-- BEGIN --

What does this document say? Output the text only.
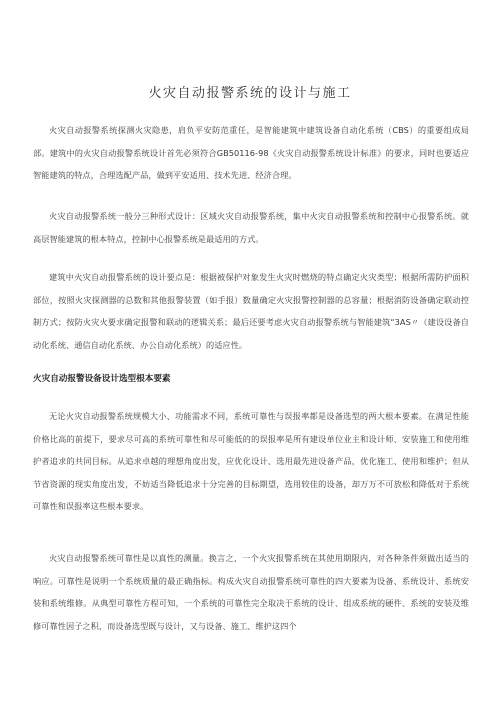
火灾自动报警系统的设计与施工

火灾自动报警系统探测火灾隐患，肩负平安防范重任，是智能建筑中建筑设备自动化系统（CBS）的重要组成局部。建筑中的火灾自动报警系统设计首先必须符合GB50116-98《火灾自动报警系统设计标准》的要求，同时也要适应智能建筑的特点，合理选配产品，做到平安适用、技术先进、经济合理。

火灾自动报警系统一般分三种形式设计：区域火灾自动报警系统，集中火灾自动报警系统和控制中心报警系统。就高层智能建筑的根本特点，控制中心报警系统是最适用的方式。

建筑中火灾自动报警系统的设计要点是：根据被保护对象发生火灾时燃烧的特点确定火灾类型；根据所需防护面积部位，按照火灾探测器的总数和其他报警装置（如手报）数量确定火灾报警控制器的总容量；根据消防设备确定联动控制方式；按防火灾火要求确定报警和联动的逻辑关系；最后还要考虑火灾自动报警系统与智能建筑“3AS〃（建设设备自动化系统、通信自动化系统、办公自动化系统）的适应性。

火灾自动报警设备设计选型根本要素

无论火灾自动报警系统规模大小、功能需求不同，系统可靠性与误报率都是设备选型的两大根本要素。在满足性能价格比高的前提下，要求尽可高的系统可靠性和尽可能低的的误报率是所有建设单位业主和设计师、安装施工和使用维护者追求的共同目标。从追求卓越的理想角度出发，应优化设计、选用最先进设备产品，优化施工、使用和维护；但从节省资源的现实角度出发，不妨适当降低追求十分完善的目标期望，选用较佳的设备，却万万不可放松和降低对于系统可靠性和误报率这些根本要求。

火灾自动报警系统可靠性是以真性的测量。换言之，一个火灾报警系统在其使用期限内，对各种条件须做出适当的响应。可靠性是说明一个系统质量的最正确指标。构成火灾自动报警系统可靠性的四大要素为设备、系统设计、系统安装和系统维修。从典型可靠性方程可知，一个系统的可靠性完全取决于系统的设计、组成系统的硬件、系统的安装及维修可靠性因子之积，而设备选型既与设计，又与设备、施工、维护这四个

-- END --

◆ **Written task**
Repeat the lines above exactly, and keep every picture out.

◆ **Task solution**
What does this document say? Output the text only.
火灾自动报警系统的设计与施工

火灾自动报警系统探测火灾隐患，肩负平安防范重任，是智能建筑中建筑设备自动化系统（CBS）的重要组成局部。建筑中的火灾自动报警系统设计首先必须符合GB50116-98《火灾自动报警系统设计标准》的要求，同时也要适应智能建筑的特点，合理选配产品，做到平安适用、技术先进、经济合理。

火灾自动报警系统一般分三种形式设计：区域火灾自动报警系统，集中火灾自动报警系统和控制中心报警系统。就高层智能建筑的根本特点，控制中心报警系统是最适用的方式。

建筑中火灾自动报警系统的设计要点是：根据被保护对象发生火灾时燃烧的特点确定火灾类型；根据所需防护面积部位，按照火灾探测器的总数和其他报警装置（如手报）数量确定火灾报警控制器的总容量；根据消防设备确定联动控制方式；按防火灾火要求确定报警和联动的逻辑关系；最后还要考虑火灾自动报警系统与智能建筑“3AS〃（建设设备自动化系统、通信自动化系统、办公自动化系统）的适应性。

火灾自动报警设备设计选型根本要素

无论火灾自动报警系统规模大小、功能需求不同，系统可靠性与误报率都是设备选型的两大根本要素。在满足性能价格比高的前提下，要求尽可高的系统可靠性和尽可能低的的误报率是所有建设单位业主和设计师、安装施工和使用维护者追求的共同目标。从追求卓越的理想角度出发，应优化设计、选用最先进设备产品，优化施工、使用和维护；但从节省资源的现实角度出发，不妨适当降低追求十分完善的目标期望，选用较佳的设备，却万万不可放松和降低对于系统可靠性和误报率这些根本要求。

火灾自动报警系统可靠性是以真性的测量。换言之，一个火灾报警系统在其使用期限内，对各种条件须做出适当的响应。可靠性是说明一个系统质量的最正确指标。构成火灾自动报警系统可靠性的四大要素为设备、系统设计、系统安装和系统维修。从典型可靠性方程可知，一个系统的可靠性完全取决于系统的设计、组成系统的硬件、系统的安装及维修可靠性因子之积，而设备选型既与设计，又与设备、施工、维护这四个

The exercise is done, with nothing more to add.